Stated task: State the number of lines where "目标分解结构在较细的层次上应当与组织分解结构一致" appears. Add nothing else.

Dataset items
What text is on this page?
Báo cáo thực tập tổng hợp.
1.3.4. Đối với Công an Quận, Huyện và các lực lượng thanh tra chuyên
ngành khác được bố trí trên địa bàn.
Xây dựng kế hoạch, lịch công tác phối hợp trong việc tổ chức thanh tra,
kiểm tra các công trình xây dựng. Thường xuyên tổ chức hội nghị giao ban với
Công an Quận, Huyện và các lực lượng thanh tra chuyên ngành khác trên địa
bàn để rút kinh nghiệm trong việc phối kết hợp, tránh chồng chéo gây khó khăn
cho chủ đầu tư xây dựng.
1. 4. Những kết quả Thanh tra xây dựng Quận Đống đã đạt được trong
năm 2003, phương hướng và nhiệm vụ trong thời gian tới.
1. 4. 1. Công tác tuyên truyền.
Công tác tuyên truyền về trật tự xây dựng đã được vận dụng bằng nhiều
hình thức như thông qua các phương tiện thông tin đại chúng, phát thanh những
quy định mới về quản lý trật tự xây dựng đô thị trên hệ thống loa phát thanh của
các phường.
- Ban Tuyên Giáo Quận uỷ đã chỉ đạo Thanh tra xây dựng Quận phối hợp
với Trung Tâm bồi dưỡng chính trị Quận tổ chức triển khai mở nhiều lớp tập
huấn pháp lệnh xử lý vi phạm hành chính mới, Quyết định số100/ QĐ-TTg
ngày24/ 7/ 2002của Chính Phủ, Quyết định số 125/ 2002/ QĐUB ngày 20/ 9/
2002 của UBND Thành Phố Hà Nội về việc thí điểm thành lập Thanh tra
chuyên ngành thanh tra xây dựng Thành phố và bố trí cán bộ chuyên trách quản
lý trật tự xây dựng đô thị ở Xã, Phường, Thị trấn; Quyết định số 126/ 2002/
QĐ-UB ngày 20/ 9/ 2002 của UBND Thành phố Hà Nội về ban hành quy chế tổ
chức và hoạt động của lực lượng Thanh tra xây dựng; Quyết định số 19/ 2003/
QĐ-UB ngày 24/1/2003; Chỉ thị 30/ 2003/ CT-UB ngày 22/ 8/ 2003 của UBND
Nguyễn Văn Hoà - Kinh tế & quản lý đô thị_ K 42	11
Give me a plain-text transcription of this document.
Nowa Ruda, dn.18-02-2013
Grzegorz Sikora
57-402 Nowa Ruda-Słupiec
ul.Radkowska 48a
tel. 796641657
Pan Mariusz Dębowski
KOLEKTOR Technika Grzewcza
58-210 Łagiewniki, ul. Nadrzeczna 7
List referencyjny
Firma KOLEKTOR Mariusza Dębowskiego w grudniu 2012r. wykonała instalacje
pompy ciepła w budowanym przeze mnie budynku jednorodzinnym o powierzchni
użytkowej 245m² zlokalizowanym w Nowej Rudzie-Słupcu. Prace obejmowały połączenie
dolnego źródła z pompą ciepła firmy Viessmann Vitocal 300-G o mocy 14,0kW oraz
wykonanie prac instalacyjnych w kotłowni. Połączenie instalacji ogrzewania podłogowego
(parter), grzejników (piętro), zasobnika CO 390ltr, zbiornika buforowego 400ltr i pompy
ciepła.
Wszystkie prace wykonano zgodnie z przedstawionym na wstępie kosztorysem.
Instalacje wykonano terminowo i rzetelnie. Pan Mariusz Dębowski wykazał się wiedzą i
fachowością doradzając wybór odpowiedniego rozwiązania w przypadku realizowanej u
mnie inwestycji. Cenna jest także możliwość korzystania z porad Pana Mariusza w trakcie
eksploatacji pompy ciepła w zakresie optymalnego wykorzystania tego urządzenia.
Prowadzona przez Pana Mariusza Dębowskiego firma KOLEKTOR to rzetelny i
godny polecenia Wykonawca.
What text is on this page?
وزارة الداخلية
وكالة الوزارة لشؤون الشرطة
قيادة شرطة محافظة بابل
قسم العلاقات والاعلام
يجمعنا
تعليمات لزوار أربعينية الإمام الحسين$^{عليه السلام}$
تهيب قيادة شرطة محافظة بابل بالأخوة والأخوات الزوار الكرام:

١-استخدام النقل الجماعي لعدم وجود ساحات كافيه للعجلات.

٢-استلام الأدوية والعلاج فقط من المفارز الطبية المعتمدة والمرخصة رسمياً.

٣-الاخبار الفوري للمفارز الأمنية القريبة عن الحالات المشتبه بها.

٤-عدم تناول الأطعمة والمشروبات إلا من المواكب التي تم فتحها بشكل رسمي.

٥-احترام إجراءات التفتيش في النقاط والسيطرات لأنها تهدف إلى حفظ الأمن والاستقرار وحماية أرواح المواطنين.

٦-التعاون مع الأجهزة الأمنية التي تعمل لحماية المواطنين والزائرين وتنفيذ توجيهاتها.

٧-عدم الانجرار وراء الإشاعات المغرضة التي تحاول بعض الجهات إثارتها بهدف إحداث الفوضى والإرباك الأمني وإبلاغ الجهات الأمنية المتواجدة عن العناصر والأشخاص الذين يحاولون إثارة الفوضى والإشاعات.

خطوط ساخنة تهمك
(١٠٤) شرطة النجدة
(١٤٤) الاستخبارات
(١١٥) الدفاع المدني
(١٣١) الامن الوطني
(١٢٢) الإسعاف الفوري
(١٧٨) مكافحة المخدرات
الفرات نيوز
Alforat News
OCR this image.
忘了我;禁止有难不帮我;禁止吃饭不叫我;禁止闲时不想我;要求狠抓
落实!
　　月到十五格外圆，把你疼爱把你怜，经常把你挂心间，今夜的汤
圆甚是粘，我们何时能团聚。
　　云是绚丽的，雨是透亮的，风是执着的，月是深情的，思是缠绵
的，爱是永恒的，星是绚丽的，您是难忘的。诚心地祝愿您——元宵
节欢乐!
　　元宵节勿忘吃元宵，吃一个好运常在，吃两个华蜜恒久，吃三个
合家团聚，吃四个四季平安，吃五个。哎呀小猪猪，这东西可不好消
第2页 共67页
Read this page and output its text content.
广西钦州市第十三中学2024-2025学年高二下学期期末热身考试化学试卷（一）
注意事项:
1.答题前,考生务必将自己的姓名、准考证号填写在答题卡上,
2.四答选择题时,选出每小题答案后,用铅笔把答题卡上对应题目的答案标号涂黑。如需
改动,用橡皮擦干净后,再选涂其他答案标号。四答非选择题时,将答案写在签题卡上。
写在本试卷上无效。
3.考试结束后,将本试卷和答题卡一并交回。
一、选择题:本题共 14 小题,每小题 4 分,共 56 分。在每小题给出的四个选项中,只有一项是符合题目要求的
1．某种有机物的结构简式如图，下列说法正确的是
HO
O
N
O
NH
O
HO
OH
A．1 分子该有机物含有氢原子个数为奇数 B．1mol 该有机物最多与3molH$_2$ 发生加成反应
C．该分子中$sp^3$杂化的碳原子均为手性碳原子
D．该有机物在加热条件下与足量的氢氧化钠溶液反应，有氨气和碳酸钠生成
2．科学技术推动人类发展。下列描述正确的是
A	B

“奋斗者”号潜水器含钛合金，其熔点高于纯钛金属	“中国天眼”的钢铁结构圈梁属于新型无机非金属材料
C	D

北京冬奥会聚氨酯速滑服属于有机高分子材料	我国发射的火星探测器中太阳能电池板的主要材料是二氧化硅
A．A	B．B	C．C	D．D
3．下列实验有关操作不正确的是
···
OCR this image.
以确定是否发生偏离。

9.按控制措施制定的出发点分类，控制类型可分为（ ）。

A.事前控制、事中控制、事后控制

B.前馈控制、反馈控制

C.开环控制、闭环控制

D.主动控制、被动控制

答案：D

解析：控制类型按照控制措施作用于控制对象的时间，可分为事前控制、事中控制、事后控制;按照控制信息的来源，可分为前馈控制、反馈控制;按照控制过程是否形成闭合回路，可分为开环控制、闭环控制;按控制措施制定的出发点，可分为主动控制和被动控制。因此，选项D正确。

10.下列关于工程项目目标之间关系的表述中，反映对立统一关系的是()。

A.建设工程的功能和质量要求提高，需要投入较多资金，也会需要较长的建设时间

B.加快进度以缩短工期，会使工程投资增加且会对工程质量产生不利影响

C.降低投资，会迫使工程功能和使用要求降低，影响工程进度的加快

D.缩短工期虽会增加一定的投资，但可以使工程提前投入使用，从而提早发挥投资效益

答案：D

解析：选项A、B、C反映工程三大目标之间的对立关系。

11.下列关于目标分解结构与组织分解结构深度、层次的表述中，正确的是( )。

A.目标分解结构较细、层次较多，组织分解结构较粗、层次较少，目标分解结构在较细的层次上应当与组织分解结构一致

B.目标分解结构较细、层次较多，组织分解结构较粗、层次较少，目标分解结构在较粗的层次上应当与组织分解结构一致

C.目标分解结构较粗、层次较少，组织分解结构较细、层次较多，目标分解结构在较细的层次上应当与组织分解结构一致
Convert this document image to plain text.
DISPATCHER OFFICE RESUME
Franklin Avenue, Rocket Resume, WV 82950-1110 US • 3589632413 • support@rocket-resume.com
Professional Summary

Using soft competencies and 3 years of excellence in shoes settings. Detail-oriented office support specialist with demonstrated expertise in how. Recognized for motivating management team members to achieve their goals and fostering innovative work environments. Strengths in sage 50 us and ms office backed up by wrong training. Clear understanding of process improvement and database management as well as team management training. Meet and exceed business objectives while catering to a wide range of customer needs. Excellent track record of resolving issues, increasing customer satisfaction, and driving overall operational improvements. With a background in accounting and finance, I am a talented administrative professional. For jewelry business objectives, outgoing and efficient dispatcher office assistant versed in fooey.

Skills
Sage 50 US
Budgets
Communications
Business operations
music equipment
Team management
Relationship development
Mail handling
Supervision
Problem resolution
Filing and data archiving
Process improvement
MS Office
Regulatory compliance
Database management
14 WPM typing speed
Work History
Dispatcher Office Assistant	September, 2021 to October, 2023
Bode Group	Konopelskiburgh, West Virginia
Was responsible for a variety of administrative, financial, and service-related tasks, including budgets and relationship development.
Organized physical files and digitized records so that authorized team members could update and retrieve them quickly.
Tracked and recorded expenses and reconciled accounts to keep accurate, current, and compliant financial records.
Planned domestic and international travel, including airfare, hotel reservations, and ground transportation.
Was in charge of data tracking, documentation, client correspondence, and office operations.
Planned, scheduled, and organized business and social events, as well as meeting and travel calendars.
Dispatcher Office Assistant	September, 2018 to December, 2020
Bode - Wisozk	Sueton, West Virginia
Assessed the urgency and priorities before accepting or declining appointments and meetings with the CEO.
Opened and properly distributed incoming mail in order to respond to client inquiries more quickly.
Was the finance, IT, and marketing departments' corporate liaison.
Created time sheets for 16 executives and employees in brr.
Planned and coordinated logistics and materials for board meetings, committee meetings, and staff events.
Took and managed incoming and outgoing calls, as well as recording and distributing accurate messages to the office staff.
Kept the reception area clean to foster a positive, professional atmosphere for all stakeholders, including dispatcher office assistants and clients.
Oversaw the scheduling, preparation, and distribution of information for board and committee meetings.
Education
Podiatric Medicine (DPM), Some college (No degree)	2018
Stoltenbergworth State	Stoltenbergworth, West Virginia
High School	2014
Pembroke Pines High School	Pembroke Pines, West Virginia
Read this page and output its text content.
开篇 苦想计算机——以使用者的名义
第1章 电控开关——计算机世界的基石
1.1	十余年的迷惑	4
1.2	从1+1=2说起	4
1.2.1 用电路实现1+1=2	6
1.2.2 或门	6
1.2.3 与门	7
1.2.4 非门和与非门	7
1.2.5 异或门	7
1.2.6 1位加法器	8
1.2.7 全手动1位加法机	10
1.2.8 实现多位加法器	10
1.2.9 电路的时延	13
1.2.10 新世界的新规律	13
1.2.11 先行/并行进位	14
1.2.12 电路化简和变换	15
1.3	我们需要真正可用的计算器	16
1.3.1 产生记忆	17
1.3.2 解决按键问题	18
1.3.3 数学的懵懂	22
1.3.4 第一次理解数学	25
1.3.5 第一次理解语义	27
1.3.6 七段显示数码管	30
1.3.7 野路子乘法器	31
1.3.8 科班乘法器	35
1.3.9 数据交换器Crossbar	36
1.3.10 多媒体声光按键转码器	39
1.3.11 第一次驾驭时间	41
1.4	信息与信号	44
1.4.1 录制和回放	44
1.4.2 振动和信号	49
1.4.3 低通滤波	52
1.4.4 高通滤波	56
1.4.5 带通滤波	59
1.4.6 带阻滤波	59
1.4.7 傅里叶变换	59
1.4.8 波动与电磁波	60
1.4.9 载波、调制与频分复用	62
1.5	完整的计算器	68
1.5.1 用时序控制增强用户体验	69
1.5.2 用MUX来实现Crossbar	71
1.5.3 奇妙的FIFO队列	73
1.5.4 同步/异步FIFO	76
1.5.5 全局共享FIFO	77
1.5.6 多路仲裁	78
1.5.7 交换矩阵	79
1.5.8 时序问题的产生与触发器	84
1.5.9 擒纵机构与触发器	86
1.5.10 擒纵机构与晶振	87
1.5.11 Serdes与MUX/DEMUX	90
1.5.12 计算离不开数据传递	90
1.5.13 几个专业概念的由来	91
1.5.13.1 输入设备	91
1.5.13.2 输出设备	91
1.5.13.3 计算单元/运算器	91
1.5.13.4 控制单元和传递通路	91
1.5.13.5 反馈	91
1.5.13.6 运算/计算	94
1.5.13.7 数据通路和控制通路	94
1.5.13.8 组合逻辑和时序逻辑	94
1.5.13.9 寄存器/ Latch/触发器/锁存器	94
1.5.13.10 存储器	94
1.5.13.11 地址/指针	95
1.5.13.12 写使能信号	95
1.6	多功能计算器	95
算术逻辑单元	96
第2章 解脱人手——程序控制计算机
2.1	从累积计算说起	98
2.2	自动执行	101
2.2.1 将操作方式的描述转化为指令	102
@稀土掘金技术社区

Result: 2